▸ **REQUIRED TASK**
Provide the records once more, identical to the original.

▸ **RECORD EXCERPTS**
--- begin ---
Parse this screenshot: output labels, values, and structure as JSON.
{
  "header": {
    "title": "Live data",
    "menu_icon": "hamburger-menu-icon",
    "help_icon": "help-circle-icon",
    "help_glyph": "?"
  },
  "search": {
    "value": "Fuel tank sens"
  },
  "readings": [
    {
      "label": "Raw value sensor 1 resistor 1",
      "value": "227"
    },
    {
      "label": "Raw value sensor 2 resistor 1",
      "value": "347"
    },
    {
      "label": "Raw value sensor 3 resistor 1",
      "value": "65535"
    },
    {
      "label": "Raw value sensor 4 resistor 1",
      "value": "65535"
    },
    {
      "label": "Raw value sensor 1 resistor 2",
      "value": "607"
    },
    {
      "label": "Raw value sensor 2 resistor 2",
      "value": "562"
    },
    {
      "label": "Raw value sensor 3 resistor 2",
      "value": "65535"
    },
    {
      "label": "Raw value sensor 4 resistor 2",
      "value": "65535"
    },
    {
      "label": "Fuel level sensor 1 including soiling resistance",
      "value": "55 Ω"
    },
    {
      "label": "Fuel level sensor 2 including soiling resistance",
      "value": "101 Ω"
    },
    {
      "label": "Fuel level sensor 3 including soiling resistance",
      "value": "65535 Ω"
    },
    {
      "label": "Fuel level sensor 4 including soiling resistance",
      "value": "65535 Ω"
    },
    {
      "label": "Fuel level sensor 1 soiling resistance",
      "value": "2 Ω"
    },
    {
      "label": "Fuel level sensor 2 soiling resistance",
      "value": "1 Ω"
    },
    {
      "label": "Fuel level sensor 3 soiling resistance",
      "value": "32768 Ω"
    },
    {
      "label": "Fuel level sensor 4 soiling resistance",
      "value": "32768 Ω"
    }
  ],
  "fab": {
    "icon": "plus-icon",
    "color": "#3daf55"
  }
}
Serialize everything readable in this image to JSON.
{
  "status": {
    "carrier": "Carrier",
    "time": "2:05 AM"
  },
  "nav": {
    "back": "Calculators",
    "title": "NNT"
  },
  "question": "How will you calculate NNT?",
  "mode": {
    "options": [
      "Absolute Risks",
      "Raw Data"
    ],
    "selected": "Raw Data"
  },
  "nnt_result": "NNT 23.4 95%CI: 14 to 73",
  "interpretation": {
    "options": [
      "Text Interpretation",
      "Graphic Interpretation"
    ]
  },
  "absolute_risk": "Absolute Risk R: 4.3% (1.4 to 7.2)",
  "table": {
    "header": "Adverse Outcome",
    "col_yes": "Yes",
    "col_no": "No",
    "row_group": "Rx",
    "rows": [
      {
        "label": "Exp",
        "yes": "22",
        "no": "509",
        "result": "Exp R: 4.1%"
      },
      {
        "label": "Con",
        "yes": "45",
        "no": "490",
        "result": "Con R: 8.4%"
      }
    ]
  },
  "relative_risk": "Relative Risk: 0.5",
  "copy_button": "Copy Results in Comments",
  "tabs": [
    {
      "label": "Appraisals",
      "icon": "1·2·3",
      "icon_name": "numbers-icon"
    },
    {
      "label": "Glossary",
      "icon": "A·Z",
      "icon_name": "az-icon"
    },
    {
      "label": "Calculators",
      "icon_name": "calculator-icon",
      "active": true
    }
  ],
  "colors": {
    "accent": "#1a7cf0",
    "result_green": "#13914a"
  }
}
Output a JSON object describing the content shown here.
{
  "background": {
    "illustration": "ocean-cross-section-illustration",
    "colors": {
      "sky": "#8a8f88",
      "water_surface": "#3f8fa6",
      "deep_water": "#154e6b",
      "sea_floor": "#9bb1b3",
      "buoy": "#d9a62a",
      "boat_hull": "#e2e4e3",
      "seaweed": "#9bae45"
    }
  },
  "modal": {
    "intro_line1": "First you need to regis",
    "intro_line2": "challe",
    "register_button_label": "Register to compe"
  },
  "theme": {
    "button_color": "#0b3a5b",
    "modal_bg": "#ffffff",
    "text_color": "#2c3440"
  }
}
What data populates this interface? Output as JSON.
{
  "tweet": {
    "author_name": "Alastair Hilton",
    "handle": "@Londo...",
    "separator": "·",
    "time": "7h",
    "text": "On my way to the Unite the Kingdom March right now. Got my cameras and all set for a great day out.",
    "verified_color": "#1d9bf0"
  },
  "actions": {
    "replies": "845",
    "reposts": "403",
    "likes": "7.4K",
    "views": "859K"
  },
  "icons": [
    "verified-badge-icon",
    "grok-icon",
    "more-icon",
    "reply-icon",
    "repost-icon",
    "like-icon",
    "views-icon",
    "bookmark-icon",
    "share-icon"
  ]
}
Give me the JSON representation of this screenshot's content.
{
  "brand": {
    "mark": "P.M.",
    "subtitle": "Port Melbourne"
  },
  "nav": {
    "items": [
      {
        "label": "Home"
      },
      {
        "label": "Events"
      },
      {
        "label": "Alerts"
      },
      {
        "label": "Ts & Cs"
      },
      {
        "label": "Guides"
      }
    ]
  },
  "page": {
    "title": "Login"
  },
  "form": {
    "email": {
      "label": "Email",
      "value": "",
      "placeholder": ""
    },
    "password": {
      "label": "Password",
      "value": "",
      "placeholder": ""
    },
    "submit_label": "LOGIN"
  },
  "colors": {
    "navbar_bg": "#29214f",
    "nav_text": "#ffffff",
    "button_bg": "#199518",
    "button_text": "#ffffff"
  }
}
--- end ---
▸ **RESULT BELOW**
Parse this screenshot: output labels, values, and structure as JSON.
{
  "header": {
    "title": "Live data",
    "menu_icon": "hamburger-menu-icon",
    "help_icon": "help-circle-icon",
    "help_glyph": "?"
  },
  "search": {
    "value": "Fuel tank sens"
  },
  "readings": [
    {
      "label": "Raw value sensor 1 resistor 1",
      "value": "227"
    },
    {
      "label": "Raw value sensor 2 resistor 1",
      "value": "347"
    },
    {
      "label": "Raw value sensor 3 resistor 1",
      "value": "65535"
    },
    {
      "label": "Raw value sensor 4 resistor 1",
      "value": "65535"
    },
    {
      "label": "Raw value sensor 1 resistor 2",
      "value": "607"
    },
    {
      "label": "Raw value sensor 2 resistor 2",
      "value": "562"
    },
    {
      "label": "Raw value sensor 3 resistor 2",
      "value": "65535"
    },
    {
      "label": "Raw value sensor 4 resistor 2",
      "value": "65535"
    },
    {
      "label": "Fuel level sensor 1 including soiling resistance",
      "value": "55 Ω"
    },
    {
      "label": "Fuel level sensor 2 including soiling resistance",
      "value": "101 Ω"
    },
    {
      "label": "Fuel level sensor 3 including soiling resistance",
      "value": "65535 Ω"
    },
    {
      "label": "Fuel level sensor 4 including soiling resistance",
      "value": "65535 Ω"
    },
    {
      "label": "Fuel level sensor 1 soiling resistance",
      "value": "2 Ω"
    },
    {
      "label": "Fuel level sensor 2 soiling resistance",
      "value": "1 Ω"
    },
    {
      "label": "Fuel level sensor 3 soiling resistance",
      "value": "32768 Ω"
    },
    {
      "label": "Fuel level sensor 4 soiling resistance",
      "value": "32768 Ω"
    }
  ],
  "fab": {
    "icon": "plus-icon",
    "color": "#3daf55"
  }
}
Serialize everything readable in this image to JSON.
{
  "status": {
    "carrier": "Carrier",
    "time": "2:05 AM"
  },
  "nav": {
    "back": "Calculators",
    "title": "NNT"
  },
  "question": "How will you calculate NNT?",
  "mode": {
    "options": [
      "Absolute Risks",
      "Raw Data"
    ],
    "selected": "Raw Data"
  },
  "nnt_result": "NNT 23.4 95%CI: 14 to 73",
  "interpretation": {
    "options": [
      "Text Interpretation",
      "Graphic Interpretation"
    ]
  },
  "absolute_risk": "Absolute Risk R: 4.3% (1.4 to 7.2)",
  "table": {
    "header": "Adverse Outcome",
    "col_yes": "Yes",
    "col_no": "No",
    "row_group": "Rx",
    "rows": [
      {
        "label": "Exp",
        "yes": "22",
        "no": "509",
        "result": "Exp R: 4.1%"
      },
      {
        "label": "Con",
        "yes": "45",
        "no": "490",
        "result": "Con R: 8.4%"
      }
    ]
  },
  "relative_risk": "Relative Risk: 0.5",
  "copy_button": "Copy Results in Comments",
  "tabs": [
    {
      "label": "Appraisals",
      "icon": "1·2·3",
      "icon_name": "numbers-icon"
    },
    {
      "label": "Glossary",
      "icon": "A·Z",
      "icon_name": "az-icon"
    },
    {
      "label": "Calculators",
      "icon_name": "calculator-icon",
      "active": true
    }
  ],
  "colors": {
    "accent": "#1a7cf0",
    "result_green": "#13914a"
  }
}
Output a JSON object describing the content shown here.
{
  "background": {
    "illustration": "ocean-cross-section-illustration",
    "colors": {
      "sky": "#8a8f88",
      "water_surface": "#3f8fa6",
      "deep_water": "#154e6b",
      "sea_floor": "#9bb1b3",
      "buoy": "#d9a62a",
      "boat_hull": "#e2e4e3",
      "seaweed": "#9bae45"
    }
  },
  "modal": {
    "intro_line1": "First you need to regis",
    "intro_line2": "challe",
    "register_button_label": "Register to compe"
  },
  "theme": {
    "button_color": "#0b3a5b",
    "modal_bg": "#ffffff",
    "text_color": "#2c3440"
  }
}
What data populates this interface? Output as JSON.
{
  "tweet": {
    "author_name": "Alastair Hilton",
    "handle": "@Londo...",
    "separator": "·",
    "time": "7h",
    "text": "On my way to the Unite the Kingdom March right now. Got my cameras and all set for a great day out.",
    "verified_color": "#1d9bf0"
  },
  "actions": {
    "replies": "845",
    "reposts": "403",
    "likes": "7.4K",
    "views": "859K"
  },
  "icons": [
    "verified-badge-icon",
    "grok-icon",
    "more-icon",
    "reply-icon",
    "repost-icon",
    "like-icon",
    "views-icon",
    "bookmark-icon",
    "share-icon"
  ]
}
Give me the JSON representation of this screenshot's content.
{
  "brand": {
    "mark": "P.M.",
    "subtitle": "Port Melbourne"
  },
  "nav": {
    "items": [
      {
        "label": "Home"
      },
      {
        "label": "Events"
      },
      {
        "label": "Alerts"
      },
      {
        "label": "Ts & Cs"
      },
      {
        "label": "Guides"
      }
    ]
  },
  "page": {
    "title": "Login"
  },
  "form": {
    "email": {
      "label": "Email",
      "value": "",
      "placeholder": ""
    },
    "password": {
      "label": "Password",
      "value": "",
      "placeholder": ""
    },
    "submit_label": "LOGIN"
  },
  "colors": {
    "navbar_bg": "#29214f",
    "nav_text": "#ffffff",
    "button_bg": "#199518",
    "button_text": "#ffffff"
  }
}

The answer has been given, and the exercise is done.